Working data ▸
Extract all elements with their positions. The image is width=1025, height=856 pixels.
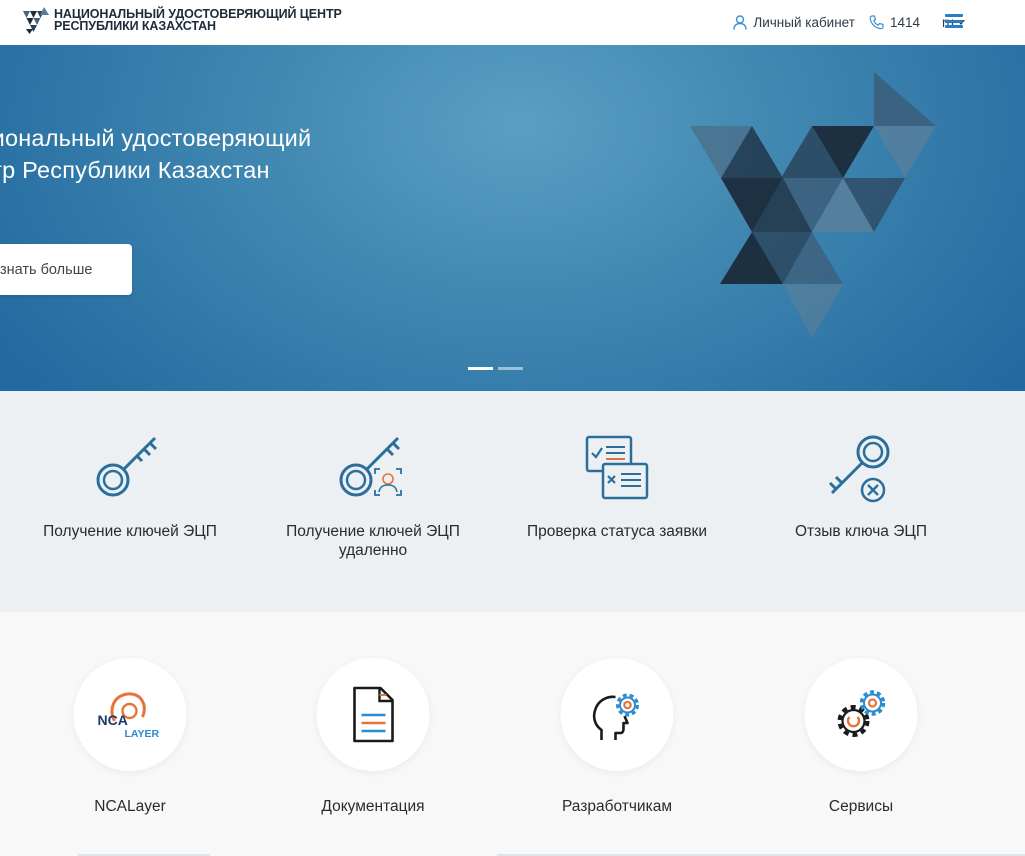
phone-number: 1414	[889, 14, 920, 30]
tile-circle	[560, 658, 674, 771]
service-label: Получение ключей ЭЦП удаленно	[286, 523, 460, 559]
service-get-keys[interactable]: Получение ключей ЭЦП	[10, 391, 250, 612]
key-revoke-icon	[828, 435, 890, 503]
phone-icon	[869, 14, 884, 29]
hamburger-menu-icon[interactable]	[945, 14, 963, 28]
nuc-logo-icon[interactable]	[22, 7, 50, 35]
user-icon	[733, 14, 748, 30]
tile-label: Сервисы	[828, 798, 894, 815]
service-label: Отзыв ключа ЭЦП	[795, 523, 927, 540]
service-get-keys-remote[interactable]: Получение ключей ЭЦП удаленно	[253, 391, 493, 612]
service-check-status[interactable]: Проверка статуса заявки	[497, 391, 737, 612]
key-face-id-icon	[339, 436, 402, 497]
key-icon	[96, 436, 158, 497]
tile-circle	[804, 658, 918, 771]
svg-text:LAYER: LAYER	[124, 728, 159, 740]
carousel-dot-1[interactable]	[468, 367, 493, 370]
tile-label: Разработчикам	[561, 798, 672, 815]
phone-link[interactable]: 1414	[869, 15, 920, 30]
tile-label: Документация	[321, 798, 425, 815]
hero-title-line1: циональный удостоверяющий	[0, 125, 312, 151]
tile-circle: NCA LAYER	[73, 658, 187, 771]
tile-circle	[316, 658, 430, 771]
service-label: Получение ключей ЭЦП	[43, 523, 217, 540]
tile-ncalayer[interactable]: NCA LAYER NCALayer	[10, 612, 250, 856]
resources-section: NCA LAYER NCALayer Документация Разработ…	[0, 612, 1025, 856]
service-revoke-key[interactable]: Отзыв ключа ЭЦП	[741, 391, 981, 612]
learn-more-label: знать больше	[0, 261, 93, 278]
tile-services[interactable]: Сервисы	[741, 612, 981, 856]
hero-title-line2: нтр Республики Казахстан	[0, 157, 270, 183]
brand-line2: РЕСПУБЛИКИ КАЗАХСТАН	[54, 19, 216, 33]
personal-cabinet-label: Личный кабинет	[753, 14, 855, 30]
brand-name[interactable]: НАЦИОНАЛЬНЫЙ УДОСТОВЕРЯЮЩИЙ ЦЕНТР РЕСПУБ…	[54, 8, 342, 33]
hero-title: циональный удостоверяющий нтр Республики…	[0, 122, 311, 186]
service-label: Проверка статуса заявки	[526, 523, 707, 540]
tile-label: NCALayer	[94, 798, 166, 815]
carousel-dot-2[interactable]	[498, 367, 523, 370]
developer-head-gear-icon	[592, 693, 639, 740]
site-header: НАЦИОНАЛЬНЫЙ УДОСТОВЕРЯЮЩИЙ ЦЕНТР РЕСПУБ…	[0, 0, 1025, 45]
gears-icon	[837, 689, 885, 737]
ncalayer-logo-icon: NCA LAYER	[97, 691, 159, 740]
svg-text:NCA: NCA	[97, 712, 127, 728]
document-icon	[352, 686, 394, 742]
carousel-indicators	[468, 367, 528, 370]
personal-cabinet-link[interactable]: Личный кабинет	[733, 15, 855, 30]
application-status-icon	[585, 435, 649, 500]
quick-services: Получение ключей ЭЦП Получение ключей ЭЦ…	[0, 391, 1025, 612]
tile-documentation[interactable]: Документация	[253, 612, 493, 856]
tile-developers[interactable]: Разработчикам	[497, 612, 737, 856]
hero-banner: циональный удостоверяющий нтр Республики…	[0, 45, 1025, 391]
header-actions: Личный кабинет 1414 ru	[733, 12, 965, 32]
learn-more-button[interactable]: знать больше	[0, 244, 132, 295]
triangle-logo-art	[690, 72, 936, 338]
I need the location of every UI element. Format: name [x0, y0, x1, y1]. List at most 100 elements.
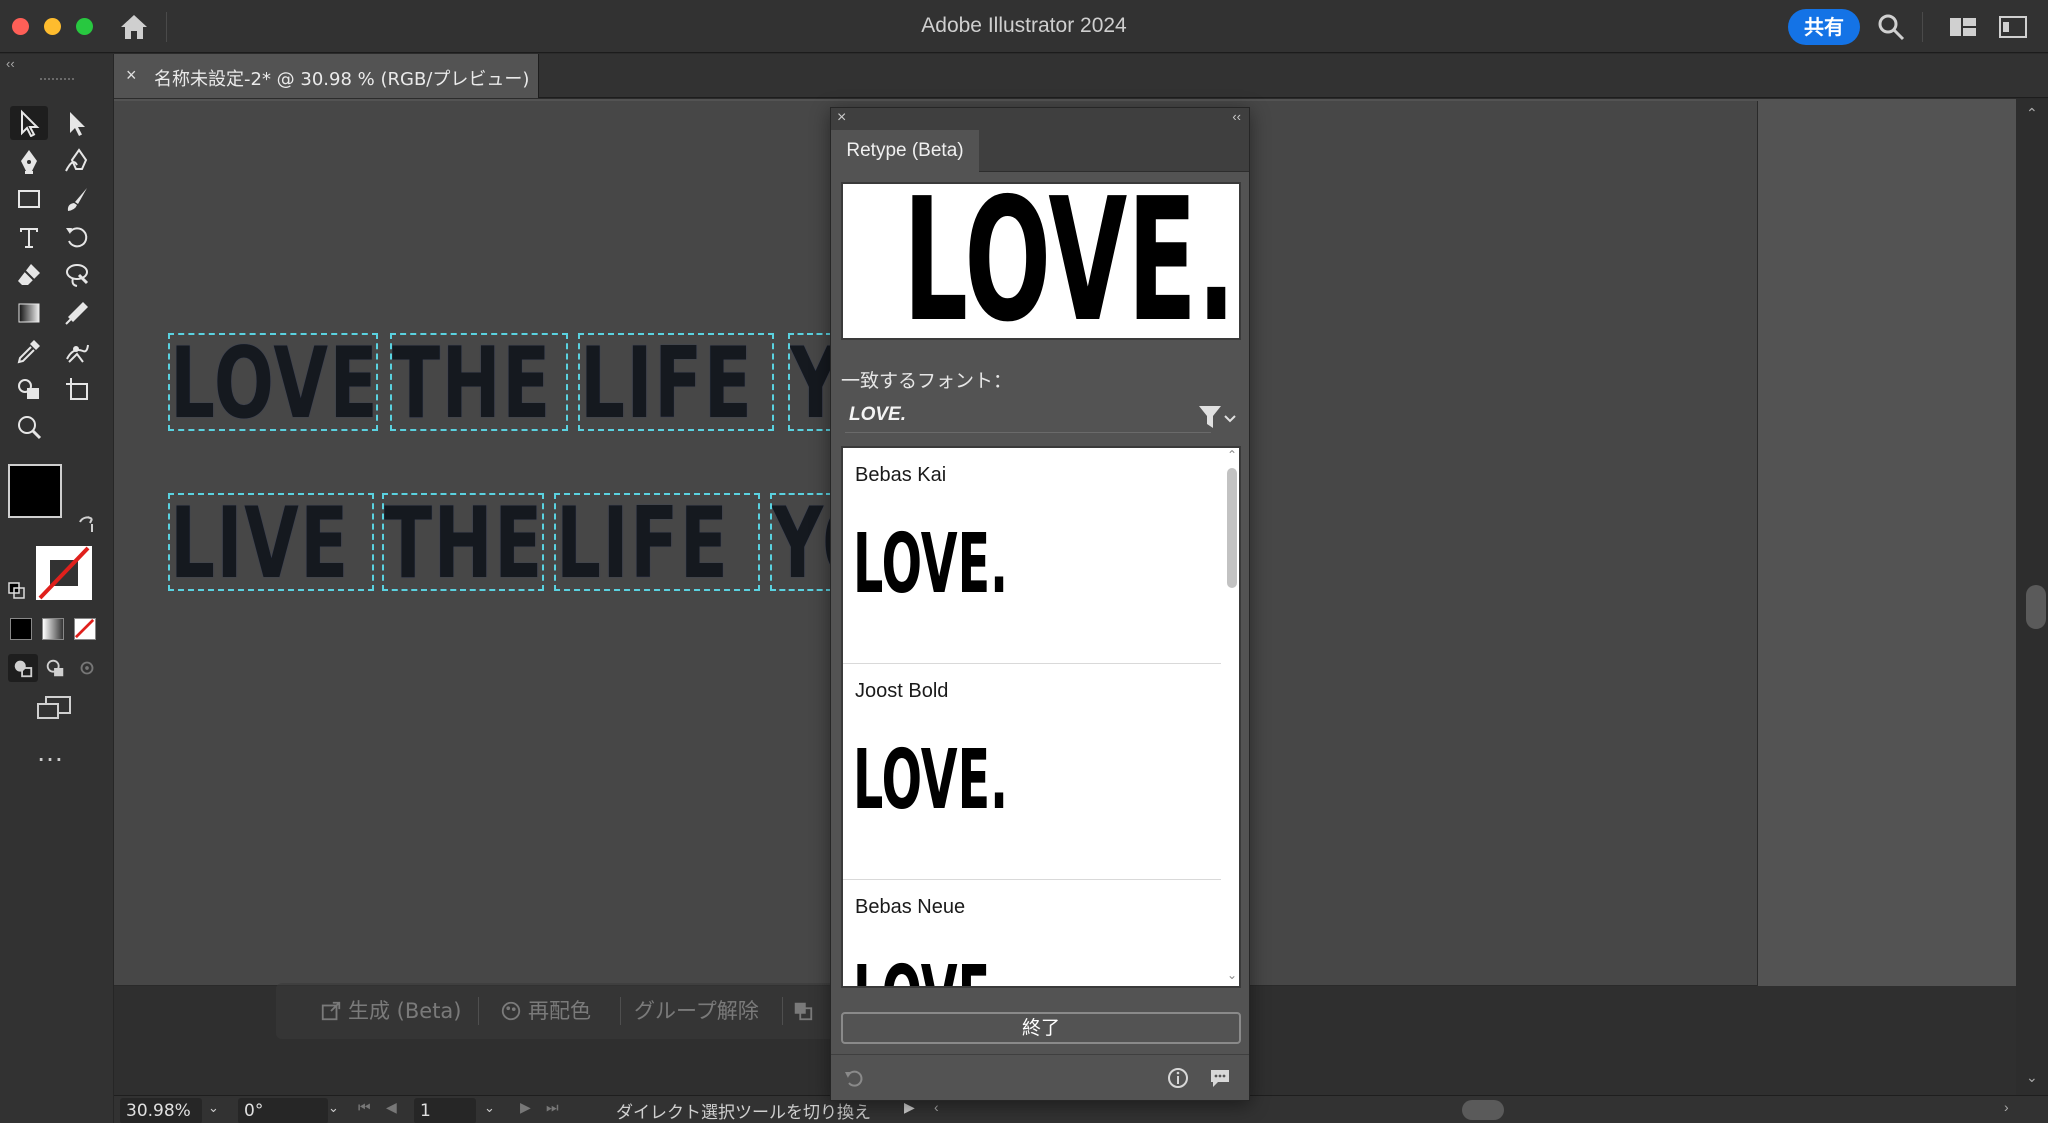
zoom-dropdown-icon[interactable]: ⌄ — [208, 1100, 219, 1116]
retype-panel: × ‹‹ Retype (Beta) LOVE. 一致するフォント： LOVE.… — [830, 107, 1250, 1101]
window-minimize-button[interactable] — [44, 18, 61, 35]
none-mode-button[interactable] — [74, 618, 96, 640]
fill-color-swatch[interactable] — [8, 464, 62, 518]
font-result-item[interactable]: Joost Bold LOVE. — [843, 664, 1221, 880]
rotation-field[interactable]: 0° — [238, 1098, 328, 1123]
vertical-scrollbar[interactable]: ⌃ ⌄ — [2016, 99, 2048, 1095]
window-maximize-button[interactable] — [76, 18, 93, 35]
panel-footer — [831, 1054, 1249, 1100]
generate-button[interactable]: 生成 (Beta) — [320, 983, 462, 1039]
color-mode-button[interactable] — [10, 618, 32, 640]
swap-fill-stroke-icon[interactable] — [76, 514, 98, 536]
ungroup-button[interactable]: グループ解除 — [634, 983, 759, 1039]
text-outline-group[interactable]: LIFE — [578, 333, 774, 431]
collapse-icon[interactable]: ‹‹ — [6, 56, 15, 71]
type-tool-icon[interactable] — [10, 220, 48, 254]
default-fill-stroke-icon[interactable] — [8, 582, 26, 600]
draw-behind-icon[interactable] — [40, 654, 70, 682]
scroll-down-icon[interactable]: ⌄ — [2026, 1069, 2038, 1086]
recolor-button[interactable]: 再配色 — [500, 983, 591, 1039]
gradient-mode-button[interactable] — [42, 618, 64, 640]
generate-label: 生成 (Beta) — [348, 999, 462, 1023]
screen-mode-icon[interactable] — [34, 694, 74, 724]
document-tab[interactable]: × 名称未設定-2* @ 30.98 % (RGB/プレビュー) — [114, 54, 539, 98]
more-tools-icon[interactable]: … — [36, 738, 66, 766]
text-outline-group[interactable]: LOVE — [168, 333, 378, 431]
curvature-tool-icon[interactable] — [58, 144, 96, 178]
font-name: Bebas Neue — [855, 896, 966, 918]
title-bar: Adobe Illustrator 2024 共有 — [0, 0, 2048, 53]
selection-tool-icon[interactable] — [10, 106, 48, 140]
zoom-field[interactable]: 30.98% — [120, 1098, 202, 1123]
tools-panel: ‹‹ … — [0, 54, 114, 1123]
scroll-right-icon[interactable]: › — [2004, 1099, 2009, 1115]
status-menu-icon[interactable]: ▶ — [904, 1099, 915, 1116]
tab-retype[interactable]: Retype (Beta) — [831, 130, 979, 172]
paintbrush-tool-icon[interactable] — [58, 182, 96, 216]
home-icon[interactable] — [118, 12, 150, 42]
window-close-button[interactable] — [12, 18, 29, 35]
matched-text-field[interactable]: LOVE. — [849, 404, 906, 426]
font-result-item[interactable]: Bebas Kai LOVE. — [843, 448, 1221, 664]
artboard-number-field[interactable]: 1 — [414, 1098, 476, 1123]
collapse-panel-icon[interactable]: ‹‹ — [1232, 109, 1241, 124]
artboard-dropdown-icon[interactable]: ⌄ — [484, 1100, 495, 1116]
text-outline-group[interactable]: THE — [382, 493, 544, 591]
rectangle-tool-icon[interactable] — [10, 182, 48, 216]
glyph-preview: LOVE. — [841, 182, 1241, 340]
feedback-icon[interactable] — [1209, 1067, 1231, 1089]
font-name: Joost Bold — [855, 680, 949, 702]
text-outline-group[interactable]: YO — [770, 493, 832, 591]
close-tab-icon[interactable]: × — [126, 65, 137, 86]
text-outline-group[interactable]: LIFE — [554, 493, 760, 591]
artboard-tool-icon[interactable] — [58, 372, 96, 406]
contextual-task-bar: 生成 (Beta) 再配色 グループ解除 — [276, 983, 836, 1039]
panel-header[interactable]: × ‹‹ — [831, 108, 1249, 130]
text-outline-group[interactable]: THE — [390, 333, 568, 431]
more-options-icon[interactable] — [792, 983, 814, 1039]
scroll-up-icon[interactable]: ⌃ — [2026, 105, 2038, 122]
rotate-tool-icon[interactable] — [58, 220, 96, 254]
horizontal-scrollbar-thumb[interactable] — [1462, 1100, 1504, 1120]
last-artboard-icon[interactable]: ⏭ — [546, 1099, 559, 1116]
zoom-tool-icon[interactable] — [10, 410, 48, 444]
search-icon[interactable] — [1876, 12, 1906, 42]
scroll-up-icon[interactable]: ⌃ — [1227, 448, 1237, 462]
undo-icon[interactable] — [843, 1067, 865, 1089]
pen-tool-icon[interactable] — [10, 144, 48, 178]
eyedropper-tool-icon[interactable] — [10, 334, 48, 368]
draw-normal-icon[interactable] — [8, 654, 38, 682]
context-separator — [782, 997, 783, 1025]
previous-artboard-icon[interactable]: ◀ — [386, 1099, 397, 1116]
width-tool-icon[interactable] — [58, 296, 96, 330]
filter-icon[interactable] — [1195, 402, 1239, 432]
direct-selection-tool-icon[interactable] — [58, 106, 96, 140]
scroll-left-icon[interactable]: ‹ — [934, 1099, 939, 1115]
list-scrollbar[interactable]: ⌃ ⌄ — [1225, 448, 1239, 986]
panel-toggle-icon[interactable] — [1998, 14, 2028, 40]
done-button[interactable]: 終了 — [841, 1012, 1241, 1044]
lasso-tool-icon[interactable] — [58, 258, 96, 292]
text-outline-group[interactable]: YO — [788, 333, 832, 431]
status-text: ダイレクト選択ツールを切り換え — [616, 1103, 871, 1123]
share-button[interactable]: 共有 — [1788, 9, 1860, 45]
draw-inside-icon[interactable] — [72, 654, 102, 682]
font-sample: LOVE. — [853, 733, 1009, 828]
info-icon[interactable] — [1167, 1067, 1189, 1089]
list-scrollbar-thumb[interactable] — [1227, 468, 1237, 588]
panel-grip[interactable] — [40, 78, 74, 82]
gradient-tool-icon[interactable] — [10, 296, 48, 330]
close-panel-icon[interactable]: × — [837, 109, 846, 127]
field-underline — [845, 432, 1211, 433]
eraser-tool-icon[interactable] — [10, 258, 48, 292]
scroll-down-icon[interactable]: ⌄ — [1227, 968, 1237, 982]
rotation-dropdown-icon[interactable]: ⌄ — [328, 1100, 339, 1116]
puppet-warp-icon[interactable] — [58, 334, 96, 368]
workspace-switcher-icon[interactable] — [1948, 14, 1978, 40]
next-artboard-icon[interactable]: ▶ — [520, 1099, 531, 1116]
font-result-item[interactable]: Bebas Neue LOVE. — [843, 880, 1221, 986]
text-outline-group[interactable]: LIVE — [168, 493, 374, 591]
first-artboard-icon[interactable]: ⏮ — [358, 1099, 371, 1116]
scrollbar-thumb[interactable] — [2026, 585, 2046, 629]
shape-builder-icon[interactable] — [10, 372, 48, 406]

Work to complete ▸ Can you quote the records above, from the line with "zoom-dropdown-icon[interactable]: ⌄ —" to the line with "selection-tool-icon[interactable] — [10, 106, 48, 140]", both ends included?

Task response ▸
zoom-dropdown-icon[interactable]: ⌄ — [208, 1100, 219, 1116]
retype-panel: × ‹‹ Retype (Beta) LOVE. 一致するフォント： LOVE.… — [830, 107, 1250, 1101]
window-minimize-button[interactable] — [44, 18, 61, 35]
none-mode-button[interactable] — [74, 618, 96, 640]
fill-color-swatch[interactable] — [8, 464, 62, 518]
font-result-item[interactable]: Joost Bold LOVE. — [843, 664, 1221, 880]
rotation-field[interactable]: 0° — [238, 1098, 328, 1123]
vertical-scrollbar[interactable]: ⌃ ⌄ — [2016, 99, 2048, 1095]
window-maximize-button[interactable] — [76, 18, 93, 35]
panel-footer — [831, 1054, 1249, 1100]
generate-button[interactable]: 生成 (Beta) — [320, 983, 462, 1039]
color-mode-button[interactable] — [10, 618, 32, 640]
swap-fill-stroke-icon[interactable] — [76, 514, 98, 536]
ungroup-button[interactable]: グループ解除 — [634, 983, 759, 1039]
text-outline-group[interactable]: LIFE — [578, 333, 774, 431]
collapse-icon[interactable]: ‹‹ — [6, 56, 15, 71]
type-tool-icon[interactable] — [10, 220, 48, 254]
default-fill-stroke-icon[interactable] — [8, 582, 26, 600]
draw-behind-icon[interactable] — [40, 654, 70, 682]
scroll-down-icon[interactable]: ⌄ — [2026, 1069, 2038, 1086]
recolor-button[interactable]: 再配色 — [500, 983, 591, 1039]
gradient-mode-button[interactable] — [42, 618, 64, 640]
generate-label: 生成 (Beta) — [348, 999, 462, 1023]
screen-mode-icon[interactable] — [34, 694, 74, 724]
document-tab[interactable]: × 名称未設定-2* @ 30.98 % (RGB/プレビュー) — [114, 54, 539, 98]
more-tools-icon[interactable]: … — [36, 738, 66, 766]
text-outline-group[interactable]: LOVE — [168, 333, 378, 431]
curvature-tool-icon[interactable] — [58, 144, 96, 178]
font-name: Bebas Neue — [855, 896, 966, 918]
title-bar: Adobe Illustrator 2024 共有 — [0, 0, 2048, 53]
selection-tool-icon[interactable] — [10, 106, 48, 140]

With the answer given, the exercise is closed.